Write the records below out again exactly as given, with no images.

Dataset entries:
-- begin --

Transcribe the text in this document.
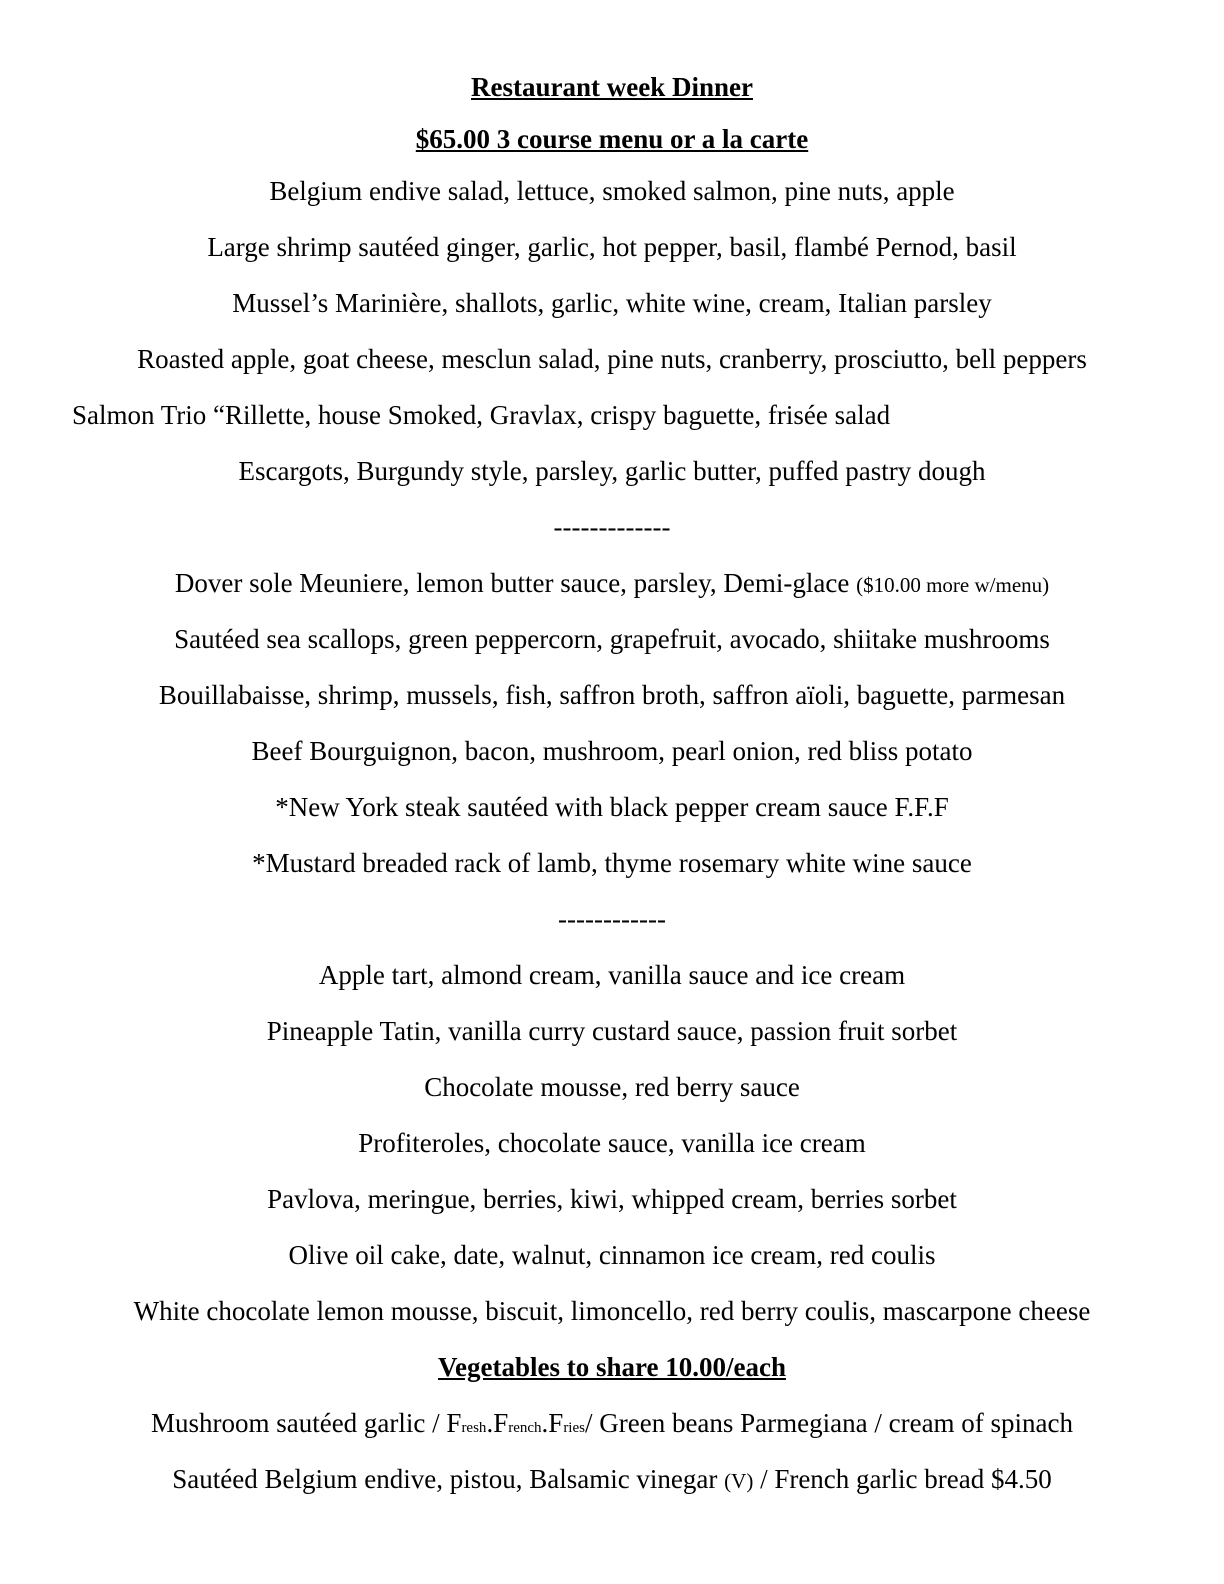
Restaurant week Dinner
$65.00 3 course menu or a la carte
Belgium endive salad, lettuce, smoked salmon, pine nuts, apple
Large shrimp sautéed ginger, garlic, hot pepper, basil, flambé Pernod, basil
Mussel’s Marinière, shallots, garlic, white wine, cream, Italian parsley
Roasted apple, goat cheese, mesclun salad, pine nuts, cranberry, prosciutto, bell peppers
Salmon Trio “Rillette, house Smoked, Gravlax, crispy baguette, frisée salad
Escargots, Burgundy style, parsley, garlic butter, puffed pastry dough
-------------
Dover sole Meuniere, lemon butter sauce, parsley, Demi-glace ($10.00 more w/menu)
Sautéed sea scallops, green peppercorn, grapefruit, avocado, shiitake mushrooms
Bouillabaisse, shrimp, mussels, fish, saffron broth, saffron aïoli, baguette, parmesan
Beef Bourguignon, bacon, mushroom, pearl onion, red bliss potato
*New York steak sautéed with black pepper cream sauce F.F.F
*Mustard breaded rack of lamb, thyme rosemary white wine sauce
------------
Apple tart, almond cream, vanilla sauce and ice cream
Pineapple Tatin, vanilla curry custard sauce, passion fruit sorbet
Chocolate mousse, red berry sauce
Profiteroles, chocolate sauce, vanilla ice cream
Pavlova, meringue, berries, kiwi, whipped cream, berries sorbet
Olive oil cake, date, walnut, cinnamon ice cream, red coulis
White chocolate lemon mousse, biscuit, limoncello, red berry coulis, mascarpone cheese
Vegetables to share 10.00/each
Mushroom sautéed garlic / Fresh.French.Fries/ Green beans Parmegiana / cream of spinach
Sautéed Belgium endive, pistou, Balsamic vinegar (V) / French garlic bread $4.50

-- end --

Written response.
Transcribe the text in this document.
Restaurant week Dinner
$65.00 3 course menu or a la carte
Belgium endive salad, lettuce, smoked salmon, pine nuts, apple
Large shrimp sautéed ginger, garlic, hot pepper, basil, flambé Pernod, basil
Mussel’s Marinière, shallots, garlic, white wine, cream, Italian parsley
Roasted apple, goat cheese, mesclun salad, pine nuts, cranberry, prosciutto, bell peppers
Salmon Trio “Rillette, house Smoked, Gravlax, crispy baguette, frisée salad
Escargots, Burgundy style, parsley, garlic butter, puffed pastry dough
-------------
Dover sole Meuniere, lemon butter sauce, parsley, Demi-glace ($10.00 more w/menu)
Sautéed sea scallops, green peppercorn, grapefruit, avocado, shiitake mushrooms
Bouillabaisse, shrimp, mussels, fish, saffron broth, saffron aïoli, baguette, parmesan
Beef Bourguignon, bacon, mushroom, pearl onion, red bliss potato
*New York steak sautéed with black pepper cream sauce F.F.F
*Mustard breaded rack of lamb, thyme rosemary white wine sauce
------------
Apple tart, almond cream, vanilla sauce and ice cream
Pineapple Tatin, vanilla curry custard sauce, passion fruit sorbet
Chocolate mousse, red berry sauce
Profiteroles, chocolate sauce, vanilla ice cream
Pavlova, meringue, berries, kiwi, whipped cream, berries sorbet
Olive oil cake, date, walnut, cinnamon ice cream, red coulis
White chocolate lemon mousse, biscuit, limoncello, red berry coulis, mascarpone cheese
Vegetables to share 10.00/each
Mushroom sautéed garlic / Fresh.French.Fries/ Green beans Parmegiana / cream of spinach
Sautéed Belgium endive, pistou, Balsamic vinegar (V) / French garlic bread $4.50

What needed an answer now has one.